>>>>
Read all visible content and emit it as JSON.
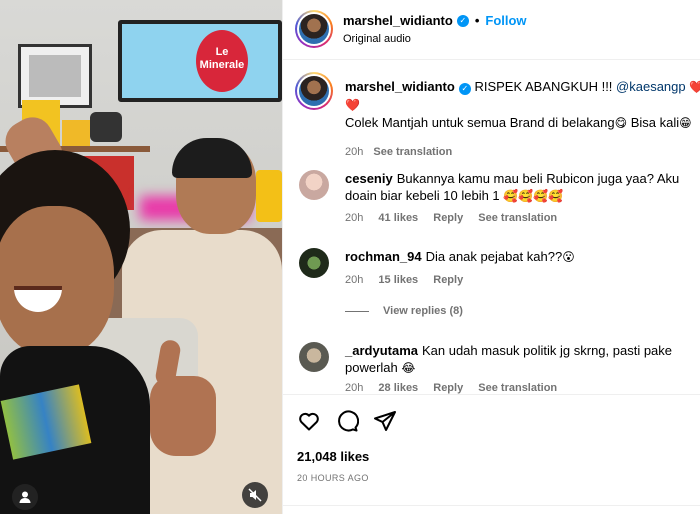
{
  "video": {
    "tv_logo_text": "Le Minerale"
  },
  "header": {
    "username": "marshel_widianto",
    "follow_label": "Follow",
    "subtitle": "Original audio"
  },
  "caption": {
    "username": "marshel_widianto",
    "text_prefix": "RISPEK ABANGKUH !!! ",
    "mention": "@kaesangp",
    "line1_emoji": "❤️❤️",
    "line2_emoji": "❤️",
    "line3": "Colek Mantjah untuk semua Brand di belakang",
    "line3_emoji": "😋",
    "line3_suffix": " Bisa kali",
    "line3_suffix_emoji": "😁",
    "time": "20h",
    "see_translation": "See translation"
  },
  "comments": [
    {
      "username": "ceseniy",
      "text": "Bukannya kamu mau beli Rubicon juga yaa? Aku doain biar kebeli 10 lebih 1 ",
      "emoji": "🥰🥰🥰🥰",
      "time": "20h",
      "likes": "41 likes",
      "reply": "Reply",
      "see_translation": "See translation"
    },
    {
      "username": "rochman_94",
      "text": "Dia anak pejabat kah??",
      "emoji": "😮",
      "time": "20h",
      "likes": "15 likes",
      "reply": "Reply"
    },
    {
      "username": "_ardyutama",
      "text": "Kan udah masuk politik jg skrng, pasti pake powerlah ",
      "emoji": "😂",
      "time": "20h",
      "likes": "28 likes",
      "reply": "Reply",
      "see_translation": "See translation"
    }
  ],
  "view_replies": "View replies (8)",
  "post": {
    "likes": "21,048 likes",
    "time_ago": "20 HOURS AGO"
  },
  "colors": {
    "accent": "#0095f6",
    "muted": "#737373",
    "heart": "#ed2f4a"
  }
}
<<<<
>>>>
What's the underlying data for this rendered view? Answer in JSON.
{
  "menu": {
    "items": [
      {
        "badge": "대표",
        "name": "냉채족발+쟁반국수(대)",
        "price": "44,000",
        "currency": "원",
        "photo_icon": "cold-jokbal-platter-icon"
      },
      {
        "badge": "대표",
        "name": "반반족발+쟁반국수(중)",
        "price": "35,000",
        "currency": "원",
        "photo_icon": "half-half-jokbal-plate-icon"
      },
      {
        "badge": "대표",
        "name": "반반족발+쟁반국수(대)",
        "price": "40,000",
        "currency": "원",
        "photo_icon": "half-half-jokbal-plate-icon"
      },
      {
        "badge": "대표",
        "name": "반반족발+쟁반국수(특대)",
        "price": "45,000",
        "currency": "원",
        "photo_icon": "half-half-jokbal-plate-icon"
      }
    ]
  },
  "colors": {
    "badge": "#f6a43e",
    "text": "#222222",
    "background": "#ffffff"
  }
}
<<<<
- **Stated task**:
Check each line of the data above for the string "likes", then report how many lines have it, with no other words.

- **Expected answer**:
4